(Dataset items)
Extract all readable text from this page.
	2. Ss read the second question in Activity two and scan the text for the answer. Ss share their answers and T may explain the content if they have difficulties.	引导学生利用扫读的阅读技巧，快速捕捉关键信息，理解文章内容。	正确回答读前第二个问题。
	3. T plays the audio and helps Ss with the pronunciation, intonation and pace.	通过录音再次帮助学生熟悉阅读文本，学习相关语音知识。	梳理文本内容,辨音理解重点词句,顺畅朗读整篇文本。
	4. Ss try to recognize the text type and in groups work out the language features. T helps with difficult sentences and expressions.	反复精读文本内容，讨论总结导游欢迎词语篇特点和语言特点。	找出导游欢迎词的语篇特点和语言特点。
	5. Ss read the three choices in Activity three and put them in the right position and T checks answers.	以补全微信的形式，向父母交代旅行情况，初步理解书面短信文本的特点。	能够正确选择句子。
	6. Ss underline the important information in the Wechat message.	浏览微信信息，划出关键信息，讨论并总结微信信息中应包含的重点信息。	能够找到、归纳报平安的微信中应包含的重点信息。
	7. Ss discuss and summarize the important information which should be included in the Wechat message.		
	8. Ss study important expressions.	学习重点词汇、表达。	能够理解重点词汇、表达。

▶ Problem statement: Make an exact copy of every line in the data.

▶ Final result:
Extract all readable text from this page.
	2. Ss read the second question in Activity two and scan the text for the answer. Ss share their answers and T may explain the content if they have difficulties.	引导学生利用扫读的阅读技巧，快速捕捉关键信息，理解文章内容。	正确回答读前第二个问题。
	3. T plays the audio and helps Ss with the pronunciation, intonation and pace.	通过录音再次帮助学生熟悉阅读文本，学习相关语音知识。	梳理文本内容,辨音理解重点词句,顺畅朗读整篇文本。
	4. Ss try to recognize the text type and in groups work out the language features. T helps with difficult sentences and expressions.	反复精读文本内容，讨论总结导游欢迎词语篇特点和语言特点。	找出导游欢迎词的语篇特点和语言特点。
	5. Ss read the three choices in Activity three and put them in the right position and T checks answers.	以补全微信的形式，向父母交代旅行情况，初步理解书面短信文本的特点。	能够正确选择句子。
	6. Ss underline the important information in the Wechat message.	浏览微信信息，划出关键信息，讨论并总结微信信息中应包含的重点信息。	能够找到、归纳报平安的微信中应包含的重点信息。
	7. Ss discuss and summarize the important information which should be included in the Wechat message.		
	8. Ss study important expressions.	学习重点词汇、表达。	能够理解重点词汇、表达。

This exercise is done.